-- Start of DATASET RECORDS --
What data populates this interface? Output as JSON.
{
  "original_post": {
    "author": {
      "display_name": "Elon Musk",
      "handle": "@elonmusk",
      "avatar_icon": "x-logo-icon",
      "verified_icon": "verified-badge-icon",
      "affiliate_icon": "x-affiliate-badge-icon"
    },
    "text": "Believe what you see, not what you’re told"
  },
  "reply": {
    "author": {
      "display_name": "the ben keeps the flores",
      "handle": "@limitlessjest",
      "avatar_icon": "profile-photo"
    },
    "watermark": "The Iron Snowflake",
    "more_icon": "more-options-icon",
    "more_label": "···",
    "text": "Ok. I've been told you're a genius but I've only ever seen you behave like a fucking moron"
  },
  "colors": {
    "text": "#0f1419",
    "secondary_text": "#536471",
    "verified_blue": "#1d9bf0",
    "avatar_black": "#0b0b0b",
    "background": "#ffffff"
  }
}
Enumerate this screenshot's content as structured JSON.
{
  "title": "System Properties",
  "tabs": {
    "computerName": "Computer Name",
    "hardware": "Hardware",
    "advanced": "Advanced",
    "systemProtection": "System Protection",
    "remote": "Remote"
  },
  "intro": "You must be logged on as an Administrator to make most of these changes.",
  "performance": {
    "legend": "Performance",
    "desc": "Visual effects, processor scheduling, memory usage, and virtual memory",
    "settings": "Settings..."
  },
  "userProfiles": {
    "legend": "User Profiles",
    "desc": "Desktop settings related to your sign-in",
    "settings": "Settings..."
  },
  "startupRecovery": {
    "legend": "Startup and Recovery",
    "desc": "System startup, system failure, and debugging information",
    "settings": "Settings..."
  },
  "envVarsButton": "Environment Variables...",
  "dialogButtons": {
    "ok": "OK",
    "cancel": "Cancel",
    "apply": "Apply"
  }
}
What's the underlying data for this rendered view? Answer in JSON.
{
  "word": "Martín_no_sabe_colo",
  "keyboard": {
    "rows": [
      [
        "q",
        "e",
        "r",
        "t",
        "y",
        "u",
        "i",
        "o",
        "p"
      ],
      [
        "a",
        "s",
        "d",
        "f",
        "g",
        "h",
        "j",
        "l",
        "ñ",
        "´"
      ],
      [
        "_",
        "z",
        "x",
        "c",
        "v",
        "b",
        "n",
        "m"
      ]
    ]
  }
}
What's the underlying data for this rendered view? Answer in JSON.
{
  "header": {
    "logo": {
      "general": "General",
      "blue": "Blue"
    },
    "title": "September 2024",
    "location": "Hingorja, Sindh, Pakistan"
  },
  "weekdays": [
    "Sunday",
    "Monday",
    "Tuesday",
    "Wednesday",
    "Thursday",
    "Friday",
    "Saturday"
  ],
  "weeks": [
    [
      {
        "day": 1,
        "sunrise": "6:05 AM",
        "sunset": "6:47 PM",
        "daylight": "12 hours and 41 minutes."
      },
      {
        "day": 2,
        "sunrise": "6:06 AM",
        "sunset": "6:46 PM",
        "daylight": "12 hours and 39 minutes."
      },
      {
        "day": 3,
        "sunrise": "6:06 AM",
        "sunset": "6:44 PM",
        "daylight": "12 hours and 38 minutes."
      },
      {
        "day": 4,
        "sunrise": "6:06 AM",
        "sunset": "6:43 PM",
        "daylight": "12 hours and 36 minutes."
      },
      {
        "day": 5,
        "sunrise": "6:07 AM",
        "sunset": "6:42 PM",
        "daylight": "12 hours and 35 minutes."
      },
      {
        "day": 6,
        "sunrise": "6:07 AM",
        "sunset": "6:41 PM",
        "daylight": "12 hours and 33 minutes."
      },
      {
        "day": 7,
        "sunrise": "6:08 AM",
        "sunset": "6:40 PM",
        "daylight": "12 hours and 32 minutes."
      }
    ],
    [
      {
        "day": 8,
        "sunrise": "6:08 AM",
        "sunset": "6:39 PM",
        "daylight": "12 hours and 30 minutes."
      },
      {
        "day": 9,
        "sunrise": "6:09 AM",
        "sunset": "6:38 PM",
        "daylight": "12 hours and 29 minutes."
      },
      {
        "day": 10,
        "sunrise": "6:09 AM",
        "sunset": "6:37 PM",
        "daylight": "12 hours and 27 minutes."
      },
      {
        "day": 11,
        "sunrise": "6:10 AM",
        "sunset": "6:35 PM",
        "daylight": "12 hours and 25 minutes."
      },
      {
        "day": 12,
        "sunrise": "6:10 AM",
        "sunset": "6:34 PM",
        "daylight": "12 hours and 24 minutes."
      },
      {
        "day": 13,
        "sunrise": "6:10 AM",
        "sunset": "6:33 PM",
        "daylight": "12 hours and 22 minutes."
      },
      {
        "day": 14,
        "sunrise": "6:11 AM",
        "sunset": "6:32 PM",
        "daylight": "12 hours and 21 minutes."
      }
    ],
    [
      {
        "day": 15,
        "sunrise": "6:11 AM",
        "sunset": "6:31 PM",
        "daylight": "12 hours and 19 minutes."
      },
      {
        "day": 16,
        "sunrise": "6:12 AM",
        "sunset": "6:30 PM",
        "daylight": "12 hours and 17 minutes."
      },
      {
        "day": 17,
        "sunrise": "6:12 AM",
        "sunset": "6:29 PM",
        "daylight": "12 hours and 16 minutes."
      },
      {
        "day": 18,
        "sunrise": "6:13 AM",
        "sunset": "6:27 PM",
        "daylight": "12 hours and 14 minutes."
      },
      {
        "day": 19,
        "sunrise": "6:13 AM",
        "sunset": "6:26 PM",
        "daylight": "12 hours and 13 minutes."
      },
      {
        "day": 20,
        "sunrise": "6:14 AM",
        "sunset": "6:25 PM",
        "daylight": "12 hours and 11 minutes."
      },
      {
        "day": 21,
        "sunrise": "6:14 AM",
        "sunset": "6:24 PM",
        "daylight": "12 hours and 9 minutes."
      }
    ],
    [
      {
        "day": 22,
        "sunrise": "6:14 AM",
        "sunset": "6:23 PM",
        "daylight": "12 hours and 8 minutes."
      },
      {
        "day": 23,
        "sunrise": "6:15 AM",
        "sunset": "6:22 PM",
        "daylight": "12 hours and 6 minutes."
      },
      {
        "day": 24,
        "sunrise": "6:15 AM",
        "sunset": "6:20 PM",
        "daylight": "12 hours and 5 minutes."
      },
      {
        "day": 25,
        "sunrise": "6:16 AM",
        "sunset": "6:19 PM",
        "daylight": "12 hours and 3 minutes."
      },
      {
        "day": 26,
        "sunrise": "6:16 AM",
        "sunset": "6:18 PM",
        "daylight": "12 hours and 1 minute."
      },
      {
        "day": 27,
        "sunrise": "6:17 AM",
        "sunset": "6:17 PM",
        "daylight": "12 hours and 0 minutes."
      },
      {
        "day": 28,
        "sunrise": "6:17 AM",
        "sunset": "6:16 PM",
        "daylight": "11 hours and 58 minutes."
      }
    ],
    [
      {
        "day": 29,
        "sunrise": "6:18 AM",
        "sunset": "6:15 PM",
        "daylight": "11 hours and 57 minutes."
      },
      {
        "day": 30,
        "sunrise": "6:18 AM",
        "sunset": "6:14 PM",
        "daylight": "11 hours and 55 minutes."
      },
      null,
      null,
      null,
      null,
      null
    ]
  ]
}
-- End of DATASET RECORDS --
• [TASK DESCRIPTION]:
Write out the entries above once more, without altering anything.

• [REPLY TO THE EXERCISE]:
What data populates this interface? Output as JSON.
{
  "original_post": {
    "author": {
      "display_name": "Elon Musk",
      "handle": "@elonmusk",
      "avatar_icon": "x-logo-icon",
      "verified_icon": "verified-badge-icon",
      "affiliate_icon": "x-affiliate-badge-icon"
    },
    "text": "Believe what you see, not what you’re told"
  },
  "reply": {
    "author": {
      "display_name": "the ben keeps the flores",
      "handle": "@limitlessjest",
      "avatar_icon": "profile-photo"
    },
    "watermark": "The Iron Snowflake",
    "more_icon": "more-options-icon",
    "more_label": "···",
    "text": "Ok. I've been told you're a genius but I've only ever seen you behave like a fucking moron"
  },
  "colors": {
    "text": "#0f1419",
    "secondary_text": "#536471",
    "verified_blue": "#1d9bf0",
    "avatar_black": "#0b0b0b",
    "background": "#ffffff"
  }
}
Enumerate this screenshot's content as structured JSON.
{
  "title": "System Properties",
  "tabs": {
    "computerName": "Computer Name",
    "hardware": "Hardware",
    "advanced": "Advanced",
    "systemProtection": "System Protection",
    "remote": "Remote"
  },
  "intro": "You must be logged on as an Administrator to make most of these changes.",
  "performance": {
    "legend": "Performance",
    "desc": "Visual effects, processor scheduling, memory usage, and virtual memory",
    "settings": "Settings..."
  },
  "userProfiles": {
    "legend": "User Profiles",
    "desc": "Desktop settings related to your sign-in",
    "settings": "Settings..."
  },
  "startupRecovery": {
    "legend": "Startup and Recovery",
    "desc": "System startup, system failure, and debugging information",
    "settings": "Settings..."
  },
  "envVarsButton": "Environment Variables...",
  "dialogButtons": {
    "ok": "OK",
    "cancel": "Cancel",
    "apply": "Apply"
  }
}
What's the underlying data for this rendered view? Answer in JSON.
{
  "word": "Martín_no_sabe_colo",
  "keyboard": {
    "rows": [
      [
        "q",
        "e",
        "r",
        "t",
        "y",
        "u",
        "i",
        "o",
        "p"
      ],
      [
        "a",
        "s",
        "d",
        "f",
        "g",
        "h",
        "j",
        "l",
        "ñ",
        "´"
      ],
      [
        "_",
        "z",
        "x",
        "c",
        "v",
        "b",
        "n",
        "m"
      ]
    ]
  }
}
What's the underlying data for this rendered view? Answer in JSON.
{
  "header": {
    "logo": {
      "general": "General",
      "blue": "Blue"
    },
    "title": "September 2024",
    "location": "Hingorja, Sindh, Pakistan"
  },
  "weekdays": [
    "Sunday",
    "Monday",
    "Tuesday",
    "Wednesday",
    "Thursday",
    "Friday",
    "Saturday"
  ],
  "weeks": [
    [
      {
        "day": 1,
        "sunrise": "6:05 AM",
        "sunset": "6:47 PM",
        "daylight": "12 hours and 41 minutes."
      },
      {
        "day": 2,
        "sunrise": "6:06 AM",
        "sunset": "6:46 PM",
        "daylight": "12 hours and 39 minutes."
      },
      {
        "day": 3,
        "sunrise": "6:06 AM",
        "sunset": "6:44 PM",
        "daylight": "12 hours and 38 minutes."
      },
      {
        "day": 4,
        "sunrise": "6:06 AM",
        "sunset": "6:43 PM",
        "daylight": "12 hours and 36 minutes."
      },
      {
        "day": 5,
        "sunrise": "6:07 AM",
        "sunset": "6:42 PM",
        "daylight": "12 hours and 35 minutes."
      },
      {
        "day": 6,
        "sunrise": "6:07 AM",
        "sunset": "6:41 PM",
        "daylight": "12 hours and 33 minutes."
      },
      {
        "day": 7,
        "sunrise": "6:08 AM",
        "sunset": "6:40 PM",
        "daylight": "12 hours and 32 minutes."
      }
    ],
    [
      {
        "day": 8,
        "sunrise": "6:08 AM",
        "sunset": "6:39 PM",
        "daylight": "12 hours and 30 minutes."
      },
      {
        "day": 9,
        "sunrise": "6:09 AM",
        "sunset": "6:38 PM",
        "daylight": "12 hours and 29 minutes."
      },
      {
        "day": 10,
        "sunrise": "6:09 AM",
        "sunset": "6:37 PM",
        "daylight": "12 hours and 27 minutes."
      },
      {
        "day": 11,
        "sunrise": "6:10 AM",
        "sunset": "6:35 PM",
        "daylight": "12 hours and 25 minutes."
      },
      {
        "day": 12,
        "sunrise": "6:10 AM",
        "sunset": "6:34 PM",
        "daylight": "12 hours and 24 minutes."
      },
      {
        "day": 13,
        "sunrise": "6:10 AM",
        "sunset": "6:33 PM",
        "daylight": "12 hours and 22 minutes."
      },
      {
        "day": 14,
        "sunrise": "6:11 AM",
        "sunset": "6:32 PM",
        "daylight": "12 hours and 21 minutes."
      }
    ],
    [
      {
        "day": 15,
        "sunrise": "6:11 AM",
        "sunset": "6:31 PM",
        "daylight": "12 hours and 19 minutes."
      },
      {
        "day": 16,
        "sunrise": "6:12 AM",
        "sunset": "6:30 PM",
        "daylight": "12 hours and 17 minutes."
      },
      {
        "day": 17,
        "sunrise": "6:12 AM",
        "sunset": "6:29 PM",
        "daylight": "12 hours and 16 minutes."
      },
      {
        "day": 18,
        "sunrise": "6:13 AM",
        "sunset": "6:27 PM",
        "daylight": "12 hours and 14 minutes."
      },
      {
        "day": 19,
        "sunrise": "6:13 AM",
        "sunset": "6:26 PM",
        "daylight": "12 hours and 13 minutes."
      },
      {
        "day": 20,
        "sunrise": "6:14 AM",
        "sunset": "6:25 PM",
        "daylight": "12 hours and 11 minutes."
      },
      {
        "day": 21,
        "sunrise": "6:14 AM",
        "sunset": "6:24 PM",
        "daylight": "12 hours and 9 minutes."
      }
    ],
    [
      {
        "day": 22,
        "sunrise": "6:14 AM",
        "sunset": "6:23 PM",
        "daylight": "12 hours and 8 minutes."
      },
      {
        "day": 23,
        "sunrise": "6:15 AM",
        "sunset": "6:22 PM",
        "daylight": "12 hours and 6 minutes."
      },
      {
        "day": 24,
        "sunrise": "6:15 AM",
        "sunset": "6:20 PM",
        "daylight": "12 hours and 5 minutes."
      },
      {
        "day": 25,
        "sunrise": "6:16 AM",
        "sunset": "6:19 PM",
        "daylight": "12 hours and 3 minutes."
      },
      {
        "day": 26,
        "sunrise": "6:16 AM",
        "sunset": "6:18 PM",
        "daylight": "12 hours and 1 minute."
      },
      {
        "day": 27,
        "sunrise": "6:17 AM",
        "sunset": "6:17 PM",
        "daylight": "12 hours and 0 minutes."
      },
      {
        "day": 28,
        "sunrise": "6:17 AM",
        "sunset": "6:16 PM",
        "daylight": "11 hours and 58 minutes."
      }
    ],
    [
      {
        "day": 29,
        "sunrise": "6:18 AM",
        "sunset": "6:15 PM",
        "daylight": "11 hours and 57 minutes."
      },
      {
        "day": 30,
        "sunrise": "6:18 AM",
        "sunset": "6:14 PM",
        "daylight": "11 hours and 55 minutes."
      },
      null,
      null,
      null,
      null,
      null
    ]
  ]
}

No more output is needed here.